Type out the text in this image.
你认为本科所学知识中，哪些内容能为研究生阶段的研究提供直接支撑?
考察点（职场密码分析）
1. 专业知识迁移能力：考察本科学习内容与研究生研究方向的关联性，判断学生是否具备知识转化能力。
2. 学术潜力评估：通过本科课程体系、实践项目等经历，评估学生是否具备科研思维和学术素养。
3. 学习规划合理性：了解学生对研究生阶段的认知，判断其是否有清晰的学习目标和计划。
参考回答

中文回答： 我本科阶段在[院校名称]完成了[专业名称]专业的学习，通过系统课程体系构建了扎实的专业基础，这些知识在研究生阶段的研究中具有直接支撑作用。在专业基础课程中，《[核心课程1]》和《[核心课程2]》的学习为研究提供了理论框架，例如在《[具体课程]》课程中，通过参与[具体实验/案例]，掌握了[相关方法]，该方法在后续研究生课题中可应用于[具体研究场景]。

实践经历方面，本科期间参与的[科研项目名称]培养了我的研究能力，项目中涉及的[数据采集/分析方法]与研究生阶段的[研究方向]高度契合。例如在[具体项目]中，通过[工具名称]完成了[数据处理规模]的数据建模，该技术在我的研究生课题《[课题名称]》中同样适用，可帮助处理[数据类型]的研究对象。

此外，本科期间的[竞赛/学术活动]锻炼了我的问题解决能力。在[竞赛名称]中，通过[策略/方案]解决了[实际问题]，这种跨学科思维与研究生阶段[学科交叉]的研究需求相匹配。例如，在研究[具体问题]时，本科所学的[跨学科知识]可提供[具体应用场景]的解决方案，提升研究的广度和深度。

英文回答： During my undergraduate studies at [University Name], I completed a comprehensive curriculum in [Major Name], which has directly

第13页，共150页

□ □ □

WRITTEN REQUEST: Repeat the data in its entirety, character for character.

WRITTEN ANSWER:
Type out the text in this image.
你认为本科所学知识中，哪些内容能为研究生阶段的研究提供直接支撑?
考察点（职场密码分析）
1. 专业知识迁移能力：考察本科学习内容与研究生研究方向的关联性，判断学生是否具备知识转化能力。
2. 学术潜力评估：通过本科课程体系、实践项目等经历，评估学生是否具备科研思维和学术素养。
3. 学习规划合理性：了解学生对研究生阶段的认知，判断其是否有清晰的学习目标和计划。
参考回答

中文回答： 我本科阶段在[院校名称]完成了[专业名称]专业的学习，通过系统课程体系构建了扎实的专业基础，这些知识在研究生阶段的研究中具有直接支撑作用。在专业基础课程中，《[核心课程1]》和《[核心课程2]》的学习为研究提供了理论框架，例如在《[具体课程]》课程中，通过参与[具体实验/案例]，掌握了[相关方法]，该方法在后续研究生课题中可应用于[具体研究场景]。

实践经历方面，本科期间参与的[科研项目名称]培养了我的研究能力，项目中涉及的[数据采集/分析方法]与研究生阶段的[研究方向]高度契合。例如在[具体项目]中，通过[工具名称]完成了[数据处理规模]的数据建模，该技术在我的研究生课题《[课题名称]》中同样适用，可帮助处理[数据类型]的研究对象。

此外，本科期间的[竞赛/学术活动]锻炼了我的问题解决能力。在[竞赛名称]中，通过[策略/方案]解决了[实际问题]，这种跨学科思维与研究生阶段[学科交叉]的研究需求相匹配。例如，在研究[具体问题]时，本科所学的[跨学科知识]可提供[具体应用场景]的解决方案，提升研究的广度和深度。

英文回答： During my undergraduate studies at [University Name], I completed a comprehensive curriculum in [Major Name], which has directly

第13页，共150页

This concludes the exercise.